**The exercise**
In the data below, find the line with "Decode this image" and output it along with every later line, exactly, but not the pictures.

_ _ _ _

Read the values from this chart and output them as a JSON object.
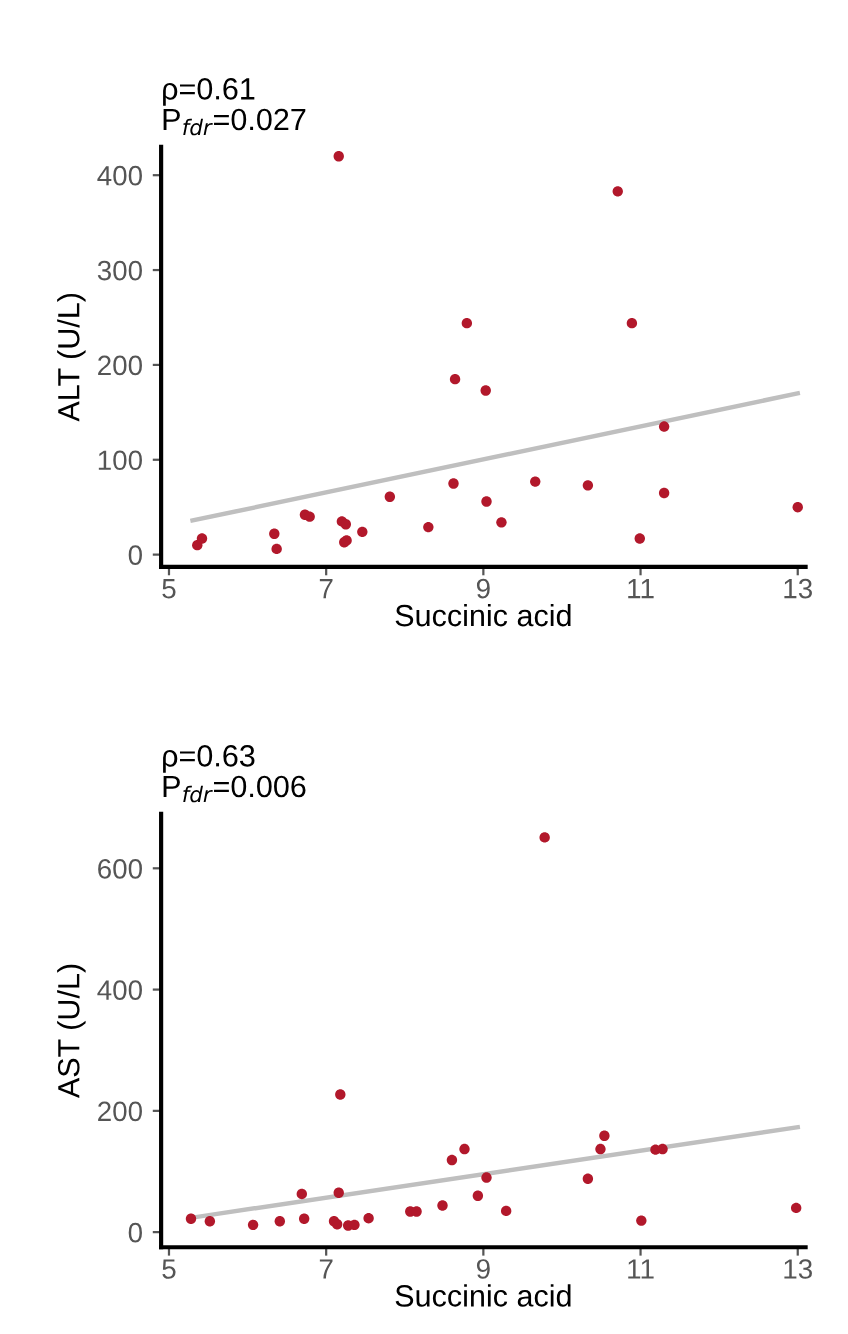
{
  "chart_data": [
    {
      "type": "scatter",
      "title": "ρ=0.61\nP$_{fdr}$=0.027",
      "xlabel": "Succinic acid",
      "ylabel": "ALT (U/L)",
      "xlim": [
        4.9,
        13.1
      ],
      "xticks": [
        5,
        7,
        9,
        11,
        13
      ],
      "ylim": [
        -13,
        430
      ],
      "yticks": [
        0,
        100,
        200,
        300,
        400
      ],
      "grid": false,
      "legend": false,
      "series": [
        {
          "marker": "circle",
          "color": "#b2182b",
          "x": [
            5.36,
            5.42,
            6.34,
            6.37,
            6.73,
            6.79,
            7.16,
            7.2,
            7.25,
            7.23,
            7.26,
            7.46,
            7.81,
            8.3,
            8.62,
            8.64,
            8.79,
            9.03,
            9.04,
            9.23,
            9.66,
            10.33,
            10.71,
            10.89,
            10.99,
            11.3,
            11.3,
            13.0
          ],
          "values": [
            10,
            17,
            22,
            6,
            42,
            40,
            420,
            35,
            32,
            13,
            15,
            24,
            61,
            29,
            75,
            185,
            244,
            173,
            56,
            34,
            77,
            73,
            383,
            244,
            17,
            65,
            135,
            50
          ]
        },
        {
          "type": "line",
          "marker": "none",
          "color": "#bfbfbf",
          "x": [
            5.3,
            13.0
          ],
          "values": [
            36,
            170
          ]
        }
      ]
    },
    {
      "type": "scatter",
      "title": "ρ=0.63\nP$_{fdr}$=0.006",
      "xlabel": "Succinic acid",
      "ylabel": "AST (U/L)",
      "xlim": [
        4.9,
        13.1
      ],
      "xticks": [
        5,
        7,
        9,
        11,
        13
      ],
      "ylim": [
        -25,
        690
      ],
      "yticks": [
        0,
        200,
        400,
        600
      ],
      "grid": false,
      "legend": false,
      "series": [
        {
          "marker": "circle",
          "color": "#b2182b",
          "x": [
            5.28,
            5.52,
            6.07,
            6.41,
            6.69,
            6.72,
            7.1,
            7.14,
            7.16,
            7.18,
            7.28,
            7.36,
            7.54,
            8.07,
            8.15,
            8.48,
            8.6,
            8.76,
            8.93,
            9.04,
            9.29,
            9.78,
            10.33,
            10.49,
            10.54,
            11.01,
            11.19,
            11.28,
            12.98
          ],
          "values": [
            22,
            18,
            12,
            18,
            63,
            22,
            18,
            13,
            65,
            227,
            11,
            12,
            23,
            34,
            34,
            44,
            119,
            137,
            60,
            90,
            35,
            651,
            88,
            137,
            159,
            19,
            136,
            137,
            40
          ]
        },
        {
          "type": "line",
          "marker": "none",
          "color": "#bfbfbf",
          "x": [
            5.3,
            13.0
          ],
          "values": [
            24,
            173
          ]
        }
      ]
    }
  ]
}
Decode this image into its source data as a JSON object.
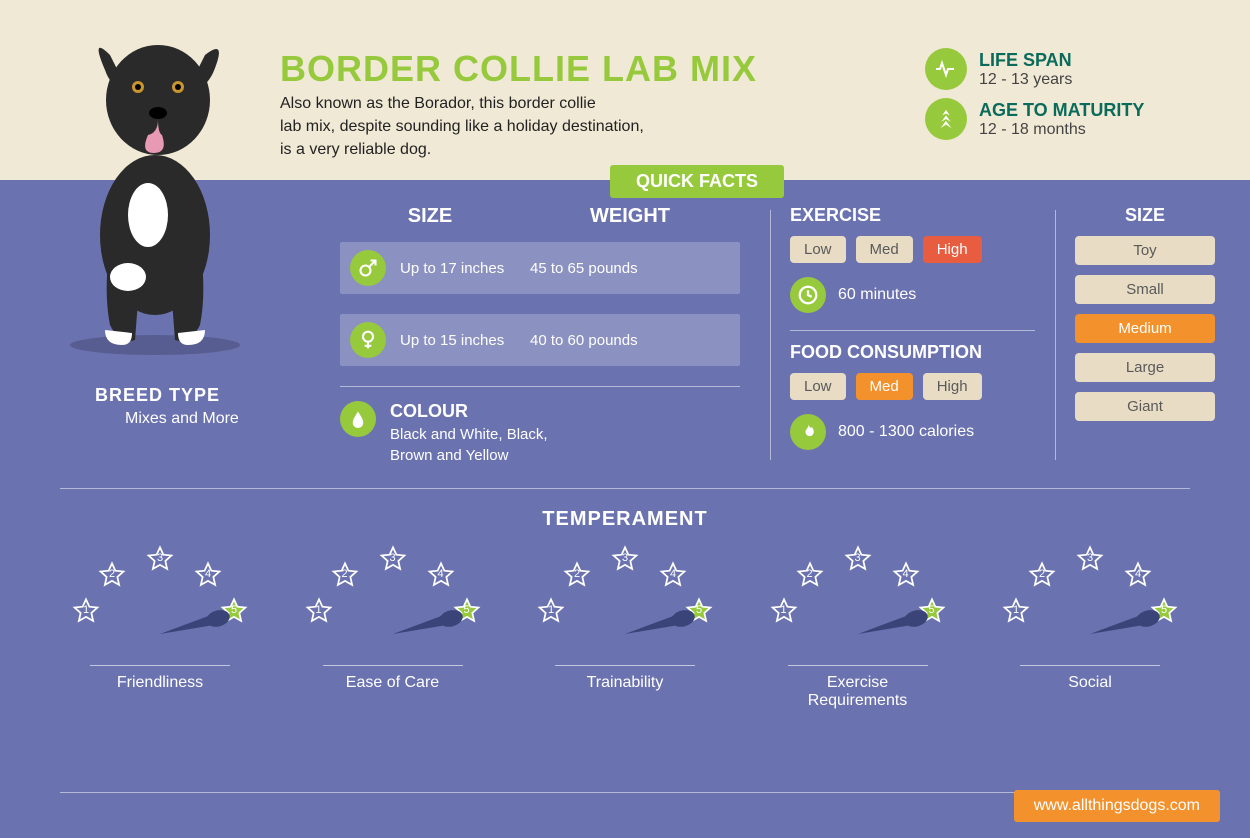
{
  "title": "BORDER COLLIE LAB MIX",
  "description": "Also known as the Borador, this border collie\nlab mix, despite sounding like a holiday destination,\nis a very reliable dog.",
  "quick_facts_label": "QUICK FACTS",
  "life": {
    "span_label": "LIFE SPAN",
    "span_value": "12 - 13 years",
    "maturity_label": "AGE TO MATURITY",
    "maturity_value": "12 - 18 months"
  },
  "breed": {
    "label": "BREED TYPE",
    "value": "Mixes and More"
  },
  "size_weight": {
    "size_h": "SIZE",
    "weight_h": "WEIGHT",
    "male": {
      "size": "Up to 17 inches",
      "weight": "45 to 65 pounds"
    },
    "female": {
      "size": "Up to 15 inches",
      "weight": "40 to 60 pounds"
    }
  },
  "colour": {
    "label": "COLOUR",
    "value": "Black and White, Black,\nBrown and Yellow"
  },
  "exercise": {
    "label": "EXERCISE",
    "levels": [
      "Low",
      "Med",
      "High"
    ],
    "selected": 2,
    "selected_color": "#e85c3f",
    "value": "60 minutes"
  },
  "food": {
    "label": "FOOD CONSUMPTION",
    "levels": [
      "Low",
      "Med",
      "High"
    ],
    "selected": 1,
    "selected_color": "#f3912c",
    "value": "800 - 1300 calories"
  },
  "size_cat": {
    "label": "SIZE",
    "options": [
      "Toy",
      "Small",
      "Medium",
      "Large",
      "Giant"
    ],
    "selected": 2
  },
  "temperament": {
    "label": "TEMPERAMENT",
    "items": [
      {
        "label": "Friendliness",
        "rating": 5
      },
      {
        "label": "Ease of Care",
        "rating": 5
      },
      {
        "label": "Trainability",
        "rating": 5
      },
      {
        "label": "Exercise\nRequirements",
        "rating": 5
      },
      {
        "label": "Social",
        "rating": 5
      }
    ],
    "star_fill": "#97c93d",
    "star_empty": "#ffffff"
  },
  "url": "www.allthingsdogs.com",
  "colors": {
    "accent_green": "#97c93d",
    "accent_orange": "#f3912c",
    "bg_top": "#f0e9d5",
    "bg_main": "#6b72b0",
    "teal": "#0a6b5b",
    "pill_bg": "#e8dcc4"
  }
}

_ _ _ _

**Exercise response**
Decode this image into its source data as a JSON object.
{
  "title": "BORDER COLLIE LAB MIX",
  "description": "Also known as the Borador, this border collie\nlab mix, despite sounding like a holiday destination,\nis a very reliable dog.",
  "quick_facts_label": "QUICK FACTS",
  "life": {
    "span_label": "LIFE SPAN",
    "span_value": "12 - 13 years",
    "maturity_label": "AGE TO MATURITY",
    "maturity_value": "12 - 18 months"
  },
  "breed": {
    "label": "BREED TYPE",
    "value": "Mixes and More"
  },
  "size_weight": {
    "size_h": "SIZE",
    "weight_h": "WEIGHT",
    "male": {
      "size": "Up to 17 inches",
      "weight": "45 to 65 pounds"
    },
    "female": {
      "size": "Up to 15 inches",
      "weight": "40 to 60 pounds"
    }
  },
  "colour": {
    "label": "COLOUR",
    "value": "Black and White, Black,\nBrown and Yellow"
  },
  "exercise": {
    "label": "EXERCISE",
    "levels": [
      "Low",
      "Med",
      "High"
    ],
    "selected": 2,
    "selected_color": "#e85c3f",
    "value": "60 minutes"
  },
  "food": {
    "label": "FOOD CONSUMPTION",
    "levels": [
      "Low",
      "Med",
      "High"
    ],
    "selected": 1,
    "selected_color": "#f3912c",
    "value": "800 - 1300 calories"
  },
  "size_cat": {
    "label": "SIZE",
    "options": [
      "Toy",
      "Small",
      "Medium",
      "Large",
      "Giant"
    ],
    "selected": 2
  },
  "temperament": {
    "label": "TEMPERAMENT",
    "items": [
      {
        "label": "Friendliness",
        "rating": 5
      },
      {
        "label": "Ease of Care",
        "rating": 5
      },
      {
        "label": "Trainability",
        "rating": 5
      },
      {
        "label": "Exercise\nRequirements",
        "rating": 5
      },
      {
        "label": "Social",
        "rating": 5
      }
    ],
    "star_fill": "#97c93d",
    "star_empty": "#ffffff"
  },
  "url": "www.allthingsdogs.com",
  "colors": {
    "accent_green": "#97c93d",
    "accent_orange": "#f3912c",
    "bg_top": "#f0e9d5",
    "bg_main": "#6b72b0",
    "teal": "#0a6b5b",
    "pill_bg": "#e8dcc4"
  }
}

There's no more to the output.